**To be done:** Go through the records below line by line, counting those that contain the word "được"; answer with the count only.

[Dataset records]
|---|

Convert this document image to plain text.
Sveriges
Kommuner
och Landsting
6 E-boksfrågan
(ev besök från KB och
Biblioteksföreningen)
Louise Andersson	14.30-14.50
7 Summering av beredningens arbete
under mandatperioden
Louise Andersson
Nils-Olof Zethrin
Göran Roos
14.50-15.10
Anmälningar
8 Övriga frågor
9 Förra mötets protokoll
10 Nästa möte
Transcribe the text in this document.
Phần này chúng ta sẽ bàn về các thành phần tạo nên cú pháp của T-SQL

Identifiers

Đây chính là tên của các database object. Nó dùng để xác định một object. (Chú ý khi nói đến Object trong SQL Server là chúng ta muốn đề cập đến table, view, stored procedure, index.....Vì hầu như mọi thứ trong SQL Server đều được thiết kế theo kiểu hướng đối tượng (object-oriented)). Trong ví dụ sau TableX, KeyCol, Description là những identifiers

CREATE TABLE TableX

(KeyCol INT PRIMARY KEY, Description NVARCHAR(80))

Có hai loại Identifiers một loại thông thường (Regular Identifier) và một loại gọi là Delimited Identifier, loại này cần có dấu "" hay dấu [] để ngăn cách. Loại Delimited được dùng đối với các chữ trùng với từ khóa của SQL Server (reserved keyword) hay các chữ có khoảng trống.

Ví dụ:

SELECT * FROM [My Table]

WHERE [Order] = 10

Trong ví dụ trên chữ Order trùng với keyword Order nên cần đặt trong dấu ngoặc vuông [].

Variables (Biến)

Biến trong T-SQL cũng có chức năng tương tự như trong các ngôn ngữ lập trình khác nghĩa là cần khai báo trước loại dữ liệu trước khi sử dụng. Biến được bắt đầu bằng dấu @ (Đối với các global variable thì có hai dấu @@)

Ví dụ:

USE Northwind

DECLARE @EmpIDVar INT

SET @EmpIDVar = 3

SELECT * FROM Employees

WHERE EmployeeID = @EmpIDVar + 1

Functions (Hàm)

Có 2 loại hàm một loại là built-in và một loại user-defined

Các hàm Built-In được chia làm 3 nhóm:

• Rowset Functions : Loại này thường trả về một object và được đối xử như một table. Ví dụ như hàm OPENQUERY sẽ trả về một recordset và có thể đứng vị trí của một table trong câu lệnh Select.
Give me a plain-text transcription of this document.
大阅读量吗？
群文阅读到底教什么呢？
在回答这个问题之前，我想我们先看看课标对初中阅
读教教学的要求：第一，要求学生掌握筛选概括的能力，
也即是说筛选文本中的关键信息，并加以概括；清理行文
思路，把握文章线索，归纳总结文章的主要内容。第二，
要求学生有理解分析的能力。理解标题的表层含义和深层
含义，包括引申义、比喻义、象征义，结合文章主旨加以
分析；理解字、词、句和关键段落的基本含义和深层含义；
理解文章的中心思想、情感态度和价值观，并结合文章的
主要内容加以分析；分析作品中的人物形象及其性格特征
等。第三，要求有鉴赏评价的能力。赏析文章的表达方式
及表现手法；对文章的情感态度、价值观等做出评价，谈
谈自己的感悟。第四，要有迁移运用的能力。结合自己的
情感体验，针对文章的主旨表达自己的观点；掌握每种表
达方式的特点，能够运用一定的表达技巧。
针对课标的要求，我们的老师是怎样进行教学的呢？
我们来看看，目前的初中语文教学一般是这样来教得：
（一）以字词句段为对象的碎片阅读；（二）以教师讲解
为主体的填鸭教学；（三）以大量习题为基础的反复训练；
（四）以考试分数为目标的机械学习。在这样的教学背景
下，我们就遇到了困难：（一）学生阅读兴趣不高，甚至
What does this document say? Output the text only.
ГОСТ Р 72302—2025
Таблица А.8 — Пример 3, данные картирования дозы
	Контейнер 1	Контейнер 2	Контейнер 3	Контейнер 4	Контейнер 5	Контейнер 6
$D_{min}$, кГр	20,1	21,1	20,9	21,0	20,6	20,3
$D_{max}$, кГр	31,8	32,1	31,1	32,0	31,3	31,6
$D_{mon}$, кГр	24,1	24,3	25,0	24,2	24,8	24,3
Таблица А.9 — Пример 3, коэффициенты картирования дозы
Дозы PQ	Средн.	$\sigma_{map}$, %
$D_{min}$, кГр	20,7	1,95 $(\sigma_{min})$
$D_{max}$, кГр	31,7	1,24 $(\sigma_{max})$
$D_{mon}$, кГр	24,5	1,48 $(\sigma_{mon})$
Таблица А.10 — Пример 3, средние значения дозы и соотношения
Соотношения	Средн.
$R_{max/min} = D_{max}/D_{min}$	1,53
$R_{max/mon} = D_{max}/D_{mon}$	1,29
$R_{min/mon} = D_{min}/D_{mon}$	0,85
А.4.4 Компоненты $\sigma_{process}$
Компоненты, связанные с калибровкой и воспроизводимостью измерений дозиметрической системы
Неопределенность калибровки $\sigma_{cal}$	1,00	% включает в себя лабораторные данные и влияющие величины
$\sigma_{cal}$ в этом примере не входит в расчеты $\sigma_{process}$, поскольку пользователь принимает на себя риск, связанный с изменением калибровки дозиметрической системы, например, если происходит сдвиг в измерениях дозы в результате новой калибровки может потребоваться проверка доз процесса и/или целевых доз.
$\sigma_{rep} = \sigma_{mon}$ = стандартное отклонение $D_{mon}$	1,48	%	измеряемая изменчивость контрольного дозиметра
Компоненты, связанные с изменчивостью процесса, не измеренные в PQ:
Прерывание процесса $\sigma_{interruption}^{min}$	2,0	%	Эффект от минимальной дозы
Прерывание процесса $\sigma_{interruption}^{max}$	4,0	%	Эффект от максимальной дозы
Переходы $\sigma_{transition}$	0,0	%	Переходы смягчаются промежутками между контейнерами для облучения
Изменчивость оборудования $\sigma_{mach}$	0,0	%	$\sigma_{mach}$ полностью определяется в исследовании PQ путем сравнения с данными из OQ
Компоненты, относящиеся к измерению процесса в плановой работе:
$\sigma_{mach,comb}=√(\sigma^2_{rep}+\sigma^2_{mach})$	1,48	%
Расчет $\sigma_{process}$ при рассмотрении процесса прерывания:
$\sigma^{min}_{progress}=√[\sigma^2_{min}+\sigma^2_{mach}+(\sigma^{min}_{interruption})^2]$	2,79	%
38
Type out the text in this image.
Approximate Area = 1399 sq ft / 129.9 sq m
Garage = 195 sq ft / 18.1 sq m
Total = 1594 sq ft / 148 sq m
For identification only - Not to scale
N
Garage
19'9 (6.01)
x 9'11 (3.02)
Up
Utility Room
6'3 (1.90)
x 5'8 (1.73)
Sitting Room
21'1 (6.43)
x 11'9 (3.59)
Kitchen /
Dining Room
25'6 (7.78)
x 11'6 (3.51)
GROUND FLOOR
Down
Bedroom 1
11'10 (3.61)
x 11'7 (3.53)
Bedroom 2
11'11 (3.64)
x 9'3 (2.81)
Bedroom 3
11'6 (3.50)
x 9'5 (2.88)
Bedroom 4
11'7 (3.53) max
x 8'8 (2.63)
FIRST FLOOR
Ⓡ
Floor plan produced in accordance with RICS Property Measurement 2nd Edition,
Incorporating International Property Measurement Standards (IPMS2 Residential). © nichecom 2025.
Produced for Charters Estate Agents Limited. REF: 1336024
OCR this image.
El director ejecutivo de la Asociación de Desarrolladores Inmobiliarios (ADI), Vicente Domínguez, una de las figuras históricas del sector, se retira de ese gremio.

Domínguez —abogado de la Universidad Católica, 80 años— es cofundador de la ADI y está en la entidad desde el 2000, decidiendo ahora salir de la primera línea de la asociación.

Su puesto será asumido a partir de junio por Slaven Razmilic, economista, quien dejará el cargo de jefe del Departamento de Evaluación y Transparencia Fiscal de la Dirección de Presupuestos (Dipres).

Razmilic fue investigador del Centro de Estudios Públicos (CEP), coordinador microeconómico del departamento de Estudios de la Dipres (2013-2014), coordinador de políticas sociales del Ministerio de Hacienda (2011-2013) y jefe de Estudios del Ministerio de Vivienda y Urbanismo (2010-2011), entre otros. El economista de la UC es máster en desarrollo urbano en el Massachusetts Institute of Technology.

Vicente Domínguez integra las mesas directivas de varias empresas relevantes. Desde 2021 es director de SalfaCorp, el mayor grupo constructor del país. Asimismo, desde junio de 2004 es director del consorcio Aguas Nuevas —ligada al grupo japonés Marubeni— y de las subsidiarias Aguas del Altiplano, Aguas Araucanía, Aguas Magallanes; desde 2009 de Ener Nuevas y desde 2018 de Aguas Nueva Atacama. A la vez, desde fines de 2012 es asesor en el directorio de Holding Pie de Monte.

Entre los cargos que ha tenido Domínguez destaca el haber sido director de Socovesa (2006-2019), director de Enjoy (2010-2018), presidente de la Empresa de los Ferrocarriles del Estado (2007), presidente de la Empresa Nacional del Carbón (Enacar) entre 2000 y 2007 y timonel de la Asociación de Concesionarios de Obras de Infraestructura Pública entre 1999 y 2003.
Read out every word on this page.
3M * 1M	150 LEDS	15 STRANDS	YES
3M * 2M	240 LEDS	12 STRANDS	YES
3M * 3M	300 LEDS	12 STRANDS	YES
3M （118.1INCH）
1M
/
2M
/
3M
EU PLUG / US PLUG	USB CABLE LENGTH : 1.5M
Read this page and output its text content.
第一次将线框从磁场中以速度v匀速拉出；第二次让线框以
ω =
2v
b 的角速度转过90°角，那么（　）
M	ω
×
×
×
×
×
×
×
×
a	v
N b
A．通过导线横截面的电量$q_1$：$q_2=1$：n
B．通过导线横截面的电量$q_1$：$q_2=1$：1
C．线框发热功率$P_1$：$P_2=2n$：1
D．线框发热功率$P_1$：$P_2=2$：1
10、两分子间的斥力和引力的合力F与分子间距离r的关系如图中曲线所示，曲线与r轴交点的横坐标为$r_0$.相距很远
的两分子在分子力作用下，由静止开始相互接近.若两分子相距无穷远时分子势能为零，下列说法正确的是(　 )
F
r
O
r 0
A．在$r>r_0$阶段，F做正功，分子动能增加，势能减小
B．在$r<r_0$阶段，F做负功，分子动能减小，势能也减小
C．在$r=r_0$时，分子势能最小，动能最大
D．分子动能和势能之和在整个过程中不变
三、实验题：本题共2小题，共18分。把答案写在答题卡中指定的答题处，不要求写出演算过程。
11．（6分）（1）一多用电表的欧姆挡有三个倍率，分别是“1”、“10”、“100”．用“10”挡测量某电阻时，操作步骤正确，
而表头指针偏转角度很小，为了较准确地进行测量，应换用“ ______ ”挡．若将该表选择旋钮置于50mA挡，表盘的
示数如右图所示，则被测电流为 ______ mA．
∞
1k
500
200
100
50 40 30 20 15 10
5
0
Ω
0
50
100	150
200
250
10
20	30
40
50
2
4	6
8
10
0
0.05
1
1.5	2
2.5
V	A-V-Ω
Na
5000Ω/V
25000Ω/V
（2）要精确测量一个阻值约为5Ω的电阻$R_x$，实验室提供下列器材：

|---|

**Written solution:** 5